TASK PROMPT:
Repeat the entries below exactly as they appear, with no pictures.

---------- RECORDS FOR PROCESSING

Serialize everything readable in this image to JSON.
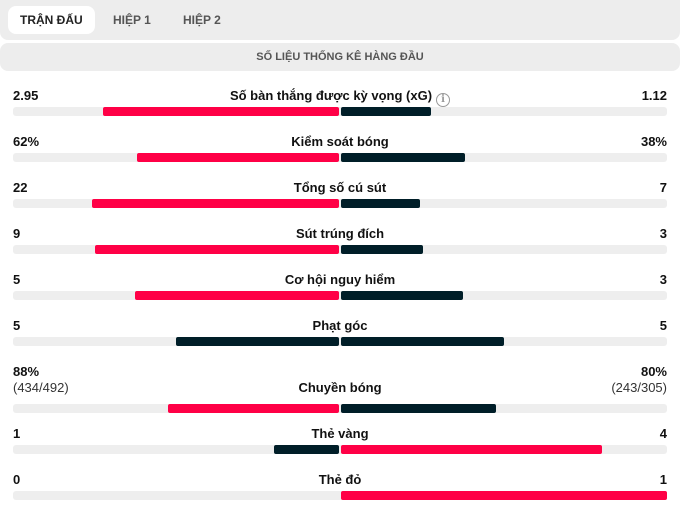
{
  "tabs": [
    {
      "label": "TRẬN ĐẤU",
      "active": true
    },
    {
      "label": "HIỆP 1",
      "active": false
    },
    {
      "label": "HIỆP 2",
      "active": false
    }
  ],
  "section_title": "SỐ LIỆU THỐNG KÊ HÀNG ĐẦU",
  "colors": {
    "higher": "#ff0046",
    "lower": "#001e28",
    "track": "#eeeeee"
  },
  "stats": [
    {
      "label": "Số bàn thắng được kỳ vọng (xG)",
      "home": "2.95",
      "away": "1.12",
      "home_value": 2.95,
      "away_value": 1.12,
      "info_icon": "info-icon"
    },
    {
      "label": "Kiểm soát bóng",
      "home": "62%",
      "away": "38%",
      "home_value": 62,
      "away_value": 38
    },
    {
      "label": "Tổng số cú sút",
      "home": "22",
      "away": "7",
      "home_value": 22,
      "away_value": 7
    },
    {
      "label": "Sút trúng đích",
      "home": "9",
      "away": "3",
      "home_value": 9,
      "away_value": 3
    },
    {
      "label": "Cơ hội nguy hiểm",
      "home": "5",
      "away": "3",
      "home_value": 5,
      "away_value": 3
    },
    {
      "label": "Phạt góc",
      "home": "5",
      "away": "5",
      "home_value": 5,
      "away_value": 5
    },
    {
      "label": "Chuyền bóng",
      "home": "88%",
      "away": "80%",
      "home_sub": "(434/492)",
      "away_sub": "(243/305)",
      "home_value": 88,
      "away_value": 80
    },
    {
      "label": "Thẻ vàng",
      "home": "1",
      "away": "4",
      "home_value": 1,
      "away_value": 4
    },
    {
      "label": "Thẻ đỏ",
      "home": "0",
      "away": "1",
      "home_value": 0,
      "away_value": 1
    }
  ]
}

--------------------

EXERCISE RESPONSE:
Serialize everything readable in this image to JSON.
{
  "tabs": [
    {
      "label": "TRẬN ĐẤU",
      "active": true
    },
    {
      "label": "HIỆP 1",
      "active": false
    },
    {
      "label": "HIỆP 2",
      "active": false
    }
  ],
  "section_title": "SỐ LIỆU THỐNG KÊ HÀNG ĐẦU",
  "colors": {
    "higher": "#ff0046",
    "lower": "#001e28",
    "track": "#eeeeee"
  },
  "stats": [
    {
      "label": "Số bàn thắng được kỳ vọng (xG)",
      "home": "2.95",
      "away": "1.12",
      "home_value": 2.95,
      "away_value": 1.12,
      "info_icon": "info-icon"
    },
    {
      "label": "Kiểm soát bóng",
      "home": "62%",
      "away": "38%",
      "home_value": 62,
      "away_value": 38
    },
    {
      "label": "Tổng số cú sút",
      "home": "22",
      "away": "7",
      "home_value": 22,
      "away_value": 7
    },
    {
      "label": "Sút trúng đích",
      "home": "9",
      "away": "3",
      "home_value": 9,
      "away_value": 3
    },
    {
      "label": "Cơ hội nguy hiểm",
      "home": "5",
      "away": "3",
      "home_value": 5,
      "away_value": 3
    },
    {
      "label": "Phạt góc",
      "home": "5",
      "away": "5",
      "home_value": 5,
      "away_value": 5
    },
    {
      "label": "Chuyền bóng",
      "home": "88%",
      "away": "80%",
      "home_sub": "(434/492)",
      "away_sub": "(243/305)",
      "home_value": 88,
      "away_value": 80
    },
    {
      "label": "Thẻ vàng",
      "home": "1",
      "away": "4",
      "home_value": 1,
      "away_value": 4
    },
    {
      "label": "Thẻ đỏ",
      "home": "0",
      "away": "1",
      "home_value": 0,
      "away_value": 1
    }
  ]
}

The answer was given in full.